═══ Material for this task ═══

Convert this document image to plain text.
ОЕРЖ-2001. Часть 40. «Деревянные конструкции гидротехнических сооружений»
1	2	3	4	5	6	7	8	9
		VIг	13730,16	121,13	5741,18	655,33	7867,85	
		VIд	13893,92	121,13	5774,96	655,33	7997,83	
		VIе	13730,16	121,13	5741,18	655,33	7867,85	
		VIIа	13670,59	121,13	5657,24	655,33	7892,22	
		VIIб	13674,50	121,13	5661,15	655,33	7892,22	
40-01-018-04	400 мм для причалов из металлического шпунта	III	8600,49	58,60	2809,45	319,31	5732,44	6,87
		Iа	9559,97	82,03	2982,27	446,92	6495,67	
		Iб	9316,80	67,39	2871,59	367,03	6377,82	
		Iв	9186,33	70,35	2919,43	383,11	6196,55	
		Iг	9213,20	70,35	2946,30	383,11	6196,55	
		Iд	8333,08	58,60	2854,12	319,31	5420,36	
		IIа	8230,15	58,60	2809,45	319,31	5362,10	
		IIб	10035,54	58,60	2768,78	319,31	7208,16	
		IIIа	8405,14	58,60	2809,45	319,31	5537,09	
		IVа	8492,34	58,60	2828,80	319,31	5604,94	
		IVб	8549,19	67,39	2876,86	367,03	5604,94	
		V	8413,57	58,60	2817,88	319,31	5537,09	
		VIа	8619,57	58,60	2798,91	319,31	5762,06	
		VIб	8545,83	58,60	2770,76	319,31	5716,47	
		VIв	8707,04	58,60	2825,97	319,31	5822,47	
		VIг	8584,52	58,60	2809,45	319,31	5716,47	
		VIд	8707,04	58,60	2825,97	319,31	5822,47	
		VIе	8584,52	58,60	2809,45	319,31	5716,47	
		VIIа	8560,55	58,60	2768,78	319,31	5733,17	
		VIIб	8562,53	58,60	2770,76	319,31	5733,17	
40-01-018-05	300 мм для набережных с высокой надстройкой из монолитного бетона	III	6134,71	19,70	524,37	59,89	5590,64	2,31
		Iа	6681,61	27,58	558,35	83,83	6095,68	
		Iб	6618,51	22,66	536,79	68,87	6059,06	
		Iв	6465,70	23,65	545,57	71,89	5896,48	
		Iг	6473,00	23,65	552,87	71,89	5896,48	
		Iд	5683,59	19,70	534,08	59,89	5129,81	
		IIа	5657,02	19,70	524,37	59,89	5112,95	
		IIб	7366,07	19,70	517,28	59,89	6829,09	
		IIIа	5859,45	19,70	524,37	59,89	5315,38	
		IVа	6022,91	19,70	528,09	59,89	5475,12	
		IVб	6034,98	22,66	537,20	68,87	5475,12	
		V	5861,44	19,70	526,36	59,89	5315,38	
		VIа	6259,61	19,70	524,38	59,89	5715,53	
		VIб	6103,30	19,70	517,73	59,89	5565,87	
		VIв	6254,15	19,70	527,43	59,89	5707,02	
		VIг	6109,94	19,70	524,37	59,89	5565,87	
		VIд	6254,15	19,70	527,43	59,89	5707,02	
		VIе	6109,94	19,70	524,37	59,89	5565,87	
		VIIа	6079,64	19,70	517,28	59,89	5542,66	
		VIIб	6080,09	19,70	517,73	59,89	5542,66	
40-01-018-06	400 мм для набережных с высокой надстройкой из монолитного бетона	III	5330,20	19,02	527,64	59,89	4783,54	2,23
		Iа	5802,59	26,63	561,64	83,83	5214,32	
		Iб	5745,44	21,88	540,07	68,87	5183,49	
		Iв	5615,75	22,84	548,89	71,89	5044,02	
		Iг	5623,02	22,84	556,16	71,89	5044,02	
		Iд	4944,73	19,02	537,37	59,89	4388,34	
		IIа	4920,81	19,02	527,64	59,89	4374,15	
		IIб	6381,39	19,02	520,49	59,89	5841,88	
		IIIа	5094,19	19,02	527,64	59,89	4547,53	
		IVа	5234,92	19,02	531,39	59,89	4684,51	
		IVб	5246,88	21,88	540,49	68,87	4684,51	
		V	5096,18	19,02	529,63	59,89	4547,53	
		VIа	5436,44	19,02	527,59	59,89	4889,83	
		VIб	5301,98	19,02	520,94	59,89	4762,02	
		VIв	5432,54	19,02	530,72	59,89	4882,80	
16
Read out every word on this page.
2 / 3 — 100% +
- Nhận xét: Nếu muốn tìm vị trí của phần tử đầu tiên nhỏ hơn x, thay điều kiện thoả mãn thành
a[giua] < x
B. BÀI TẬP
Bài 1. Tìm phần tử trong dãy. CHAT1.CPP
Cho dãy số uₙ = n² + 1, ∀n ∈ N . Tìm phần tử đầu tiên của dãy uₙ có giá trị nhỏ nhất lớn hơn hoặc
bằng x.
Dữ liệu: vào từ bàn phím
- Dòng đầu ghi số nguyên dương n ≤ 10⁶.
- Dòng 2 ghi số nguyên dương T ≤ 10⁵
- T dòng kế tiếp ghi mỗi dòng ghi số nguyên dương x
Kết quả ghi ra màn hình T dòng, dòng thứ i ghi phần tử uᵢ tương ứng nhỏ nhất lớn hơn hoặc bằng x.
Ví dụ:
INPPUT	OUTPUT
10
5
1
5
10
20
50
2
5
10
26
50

═══

#### Set exercise:
Set down the listing above in full, please, exactly as it appears.

#### Solution for this problem:
Convert this document image to plain text.
ОЕРЖ-2001. Часть 40. «Деревянные конструкции гидротехнических сооружений»
1	2	3	4	5	6	7	8	9
		VIг	13730,16	121,13	5741,18	655,33	7867,85	
		VIд	13893,92	121,13	5774,96	655,33	7997,83	
		VIе	13730,16	121,13	5741,18	655,33	7867,85	
		VIIа	13670,59	121,13	5657,24	655,33	7892,22	
		VIIб	13674,50	121,13	5661,15	655,33	7892,22	
40-01-018-04	400 мм для причалов из металлического шпунта	III	8600,49	58,60	2809,45	319,31	5732,44	6,87
		Iа	9559,97	82,03	2982,27	446,92	6495,67	
		Iб	9316,80	67,39	2871,59	367,03	6377,82	
		Iв	9186,33	70,35	2919,43	383,11	6196,55	
		Iг	9213,20	70,35	2946,30	383,11	6196,55	
		Iд	8333,08	58,60	2854,12	319,31	5420,36	
		IIа	8230,15	58,60	2809,45	319,31	5362,10	
		IIб	10035,54	58,60	2768,78	319,31	7208,16	
		IIIа	8405,14	58,60	2809,45	319,31	5537,09	
		IVа	8492,34	58,60	2828,80	319,31	5604,94	
		IVб	8549,19	67,39	2876,86	367,03	5604,94	
		V	8413,57	58,60	2817,88	319,31	5537,09	
		VIа	8619,57	58,60	2798,91	319,31	5762,06	
		VIб	8545,83	58,60	2770,76	319,31	5716,47	
		VIв	8707,04	58,60	2825,97	319,31	5822,47	
		VIг	8584,52	58,60	2809,45	319,31	5716,47	
		VIд	8707,04	58,60	2825,97	319,31	5822,47	
		VIе	8584,52	58,60	2809,45	319,31	5716,47	
		VIIа	8560,55	58,60	2768,78	319,31	5733,17	
		VIIб	8562,53	58,60	2770,76	319,31	5733,17	
40-01-018-05	300 мм для набережных с высокой надстройкой из монолитного бетона	III	6134,71	19,70	524,37	59,89	5590,64	2,31
		Iа	6681,61	27,58	558,35	83,83	6095,68	
		Iб	6618,51	22,66	536,79	68,87	6059,06	
		Iв	6465,70	23,65	545,57	71,89	5896,48	
		Iг	6473,00	23,65	552,87	71,89	5896,48	
		Iд	5683,59	19,70	534,08	59,89	5129,81	
		IIа	5657,02	19,70	524,37	59,89	5112,95	
		IIб	7366,07	19,70	517,28	59,89	6829,09	
		IIIа	5859,45	19,70	524,37	59,89	5315,38	
		IVа	6022,91	19,70	528,09	59,89	5475,12	
		IVб	6034,98	22,66	537,20	68,87	5475,12	
		V	5861,44	19,70	526,36	59,89	5315,38	
		VIа	6259,61	19,70	524,38	59,89	5715,53	
		VIб	6103,30	19,70	517,73	59,89	5565,87	
		VIв	6254,15	19,70	527,43	59,89	5707,02	
		VIг	6109,94	19,70	524,37	59,89	5565,87	
		VIд	6254,15	19,70	527,43	59,89	5707,02	
		VIе	6109,94	19,70	524,37	59,89	5565,87	
		VIIа	6079,64	19,70	517,28	59,89	5542,66	
		VIIб	6080,09	19,70	517,73	59,89	5542,66	
40-01-018-06	400 мм для набережных с высокой надстройкой из монолитного бетона	III	5330,20	19,02	527,64	59,89	4783,54	2,23
		Iа	5802,59	26,63	561,64	83,83	5214,32	
		Iб	5745,44	21,88	540,07	68,87	5183,49	
		Iв	5615,75	22,84	548,89	71,89	5044,02	
		Iг	5623,02	22,84	556,16	71,89	5044,02	
		Iд	4944,73	19,02	537,37	59,89	4388,34	
		IIа	4920,81	19,02	527,64	59,89	4374,15	
		IIб	6381,39	19,02	520,49	59,89	5841,88	
		IIIа	5094,19	19,02	527,64	59,89	4547,53	
		IVа	5234,92	19,02	531,39	59,89	4684,51	
		IVб	5246,88	21,88	540,49	68,87	4684,51	
		V	5096,18	19,02	529,63	59,89	4547,53	
		VIа	5436,44	19,02	527,59	59,89	4889,83	
		VIб	5301,98	19,02	520,94	59,89	4762,02	
		VIв	5432,54	19,02	530,72	59,89	4882,80	
16
Read out every word on this page.
2 / 3 — 100% +
- Nhận xét: Nếu muốn tìm vị trí của phần tử đầu tiên nhỏ hơn x, thay điều kiện thoả mãn thành
a[giua] < x
B. BÀI TẬP
Bài 1. Tìm phần tử trong dãy. CHAT1.CPP
Cho dãy số uₙ = n² + 1, ∀n ∈ N . Tìm phần tử đầu tiên của dãy uₙ có giá trị nhỏ nhất lớn hơn hoặc
bằng x.
Dữ liệu: vào từ bàn phím
- Dòng đầu ghi số nguyên dương n ≤ 10⁶.
- Dòng 2 ghi số nguyên dương T ≤ 10⁵
- T dòng kế tiếp ghi mỗi dòng ghi số nguyên dương x
Kết quả ghi ra màn hình T dòng, dòng thứ i ghi phần tử uᵢ tương ứng nhỏ nhất lớn hơn hoặc bằng x.
Ví dụ:
INPPUT	OUTPUT
10
5
1
5
10
20
50
2
5
10
26
50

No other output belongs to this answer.